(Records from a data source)
--------

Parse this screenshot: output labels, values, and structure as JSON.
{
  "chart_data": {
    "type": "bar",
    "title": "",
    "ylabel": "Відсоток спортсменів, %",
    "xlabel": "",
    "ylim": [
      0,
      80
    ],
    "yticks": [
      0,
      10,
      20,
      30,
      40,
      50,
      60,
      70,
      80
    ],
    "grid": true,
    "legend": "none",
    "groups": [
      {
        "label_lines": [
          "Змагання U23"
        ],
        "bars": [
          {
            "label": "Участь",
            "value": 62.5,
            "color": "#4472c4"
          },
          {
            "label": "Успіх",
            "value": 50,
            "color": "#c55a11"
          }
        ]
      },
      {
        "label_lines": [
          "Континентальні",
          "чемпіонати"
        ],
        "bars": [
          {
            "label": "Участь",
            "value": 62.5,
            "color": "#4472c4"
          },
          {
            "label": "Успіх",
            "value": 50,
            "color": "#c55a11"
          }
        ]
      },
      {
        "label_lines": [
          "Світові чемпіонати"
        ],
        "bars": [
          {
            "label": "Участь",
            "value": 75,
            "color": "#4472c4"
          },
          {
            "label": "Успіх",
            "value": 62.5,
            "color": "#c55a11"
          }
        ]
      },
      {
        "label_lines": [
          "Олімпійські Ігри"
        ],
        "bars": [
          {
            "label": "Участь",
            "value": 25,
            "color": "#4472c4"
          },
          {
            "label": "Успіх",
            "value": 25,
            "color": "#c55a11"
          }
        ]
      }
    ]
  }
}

--------

**What this task involves**
Extract every entry in the listing word for word.

**Exercise response**
Parse this screenshot: output labels, values, and structure as JSON.
{
  "chart_data": {
    "type": "bar",
    "title": "",
    "ylabel": "Відсоток спортсменів, %",
    "xlabel": "",
    "ylim": [
      0,
      80
    ],
    "yticks": [
      0,
      10,
      20,
      30,
      40,
      50,
      60,
      70,
      80
    ],
    "grid": true,
    "legend": "none",
    "groups": [
      {
        "label_lines": [
          "Змагання U23"
        ],
        "bars": [
          {
            "label": "Участь",
            "value": 62.5,
            "color": "#4472c4"
          },
          {
            "label": "Успіх",
            "value": 50,
            "color": "#c55a11"
          }
        ]
      },
      {
        "label_lines": [
          "Континентальні",
          "чемпіонати"
        ],
        "bars": [
          {
            "label": "Участь",
            "value": 62.5,
            "color": "#4472c4"
          },
          {
            "label": "Успіх",
            "value": 50,
            "color": "#c55a11"
          }
        ]
      },
      {
        "label_lines": [
          "Світові чемпіонати"
        ],
        "bars": [
          {
            "label": "Участь",
            "value": 75,
            "color": "#4472c4"
          },
          {
            "label": "Успіх",
            "value": 62.5,
            "color": "#c55a11"
          }
        ]
      },
      {
        "label_lines": [
          "Олімпійські Ігри"
        ],
        "bars": [
          {
            "label": "Участь",
            "value": 25,
            "color": "#4472c4"
          },
          {
            "label": "Успіх",
            "value": 25,
            "color": "#c55a11"
          }
        ]
      }
    ]
  }
}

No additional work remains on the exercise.